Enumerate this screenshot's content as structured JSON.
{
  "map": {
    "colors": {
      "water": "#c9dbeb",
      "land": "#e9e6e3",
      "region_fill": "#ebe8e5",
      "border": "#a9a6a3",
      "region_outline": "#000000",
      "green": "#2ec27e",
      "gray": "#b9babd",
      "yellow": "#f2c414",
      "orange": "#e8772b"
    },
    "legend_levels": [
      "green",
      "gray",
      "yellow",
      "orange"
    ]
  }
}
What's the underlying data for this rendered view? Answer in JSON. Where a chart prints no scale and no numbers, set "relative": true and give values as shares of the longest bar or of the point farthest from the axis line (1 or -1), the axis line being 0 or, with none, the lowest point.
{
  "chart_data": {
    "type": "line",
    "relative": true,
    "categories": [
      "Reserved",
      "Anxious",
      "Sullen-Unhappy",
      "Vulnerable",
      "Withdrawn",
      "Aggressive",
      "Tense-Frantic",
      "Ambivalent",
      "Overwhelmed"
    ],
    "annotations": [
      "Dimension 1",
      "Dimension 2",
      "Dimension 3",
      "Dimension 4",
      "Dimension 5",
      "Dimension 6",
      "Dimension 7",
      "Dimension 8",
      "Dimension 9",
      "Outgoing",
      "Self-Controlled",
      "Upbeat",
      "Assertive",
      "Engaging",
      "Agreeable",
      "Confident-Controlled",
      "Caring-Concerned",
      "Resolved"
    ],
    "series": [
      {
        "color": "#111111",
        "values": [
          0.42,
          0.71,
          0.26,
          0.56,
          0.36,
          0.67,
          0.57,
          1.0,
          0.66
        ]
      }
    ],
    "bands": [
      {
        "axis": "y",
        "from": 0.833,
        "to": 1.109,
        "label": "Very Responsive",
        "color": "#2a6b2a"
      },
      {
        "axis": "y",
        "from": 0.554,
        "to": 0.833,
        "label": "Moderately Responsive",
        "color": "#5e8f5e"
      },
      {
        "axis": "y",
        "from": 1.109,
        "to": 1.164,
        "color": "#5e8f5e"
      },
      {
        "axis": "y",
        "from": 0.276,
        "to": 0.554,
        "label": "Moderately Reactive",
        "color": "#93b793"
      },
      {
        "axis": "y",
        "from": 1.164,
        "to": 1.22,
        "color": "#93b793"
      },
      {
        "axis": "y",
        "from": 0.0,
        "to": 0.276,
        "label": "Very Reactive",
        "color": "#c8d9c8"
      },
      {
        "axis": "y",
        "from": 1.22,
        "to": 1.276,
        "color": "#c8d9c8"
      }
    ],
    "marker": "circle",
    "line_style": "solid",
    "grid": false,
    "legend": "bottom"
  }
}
# # #
**Exercise requirements:**
Show each line in the entries that holds the string "Very".

**Solution below:**
        "label": "Very Responsive",
        "label": "Very Reactive",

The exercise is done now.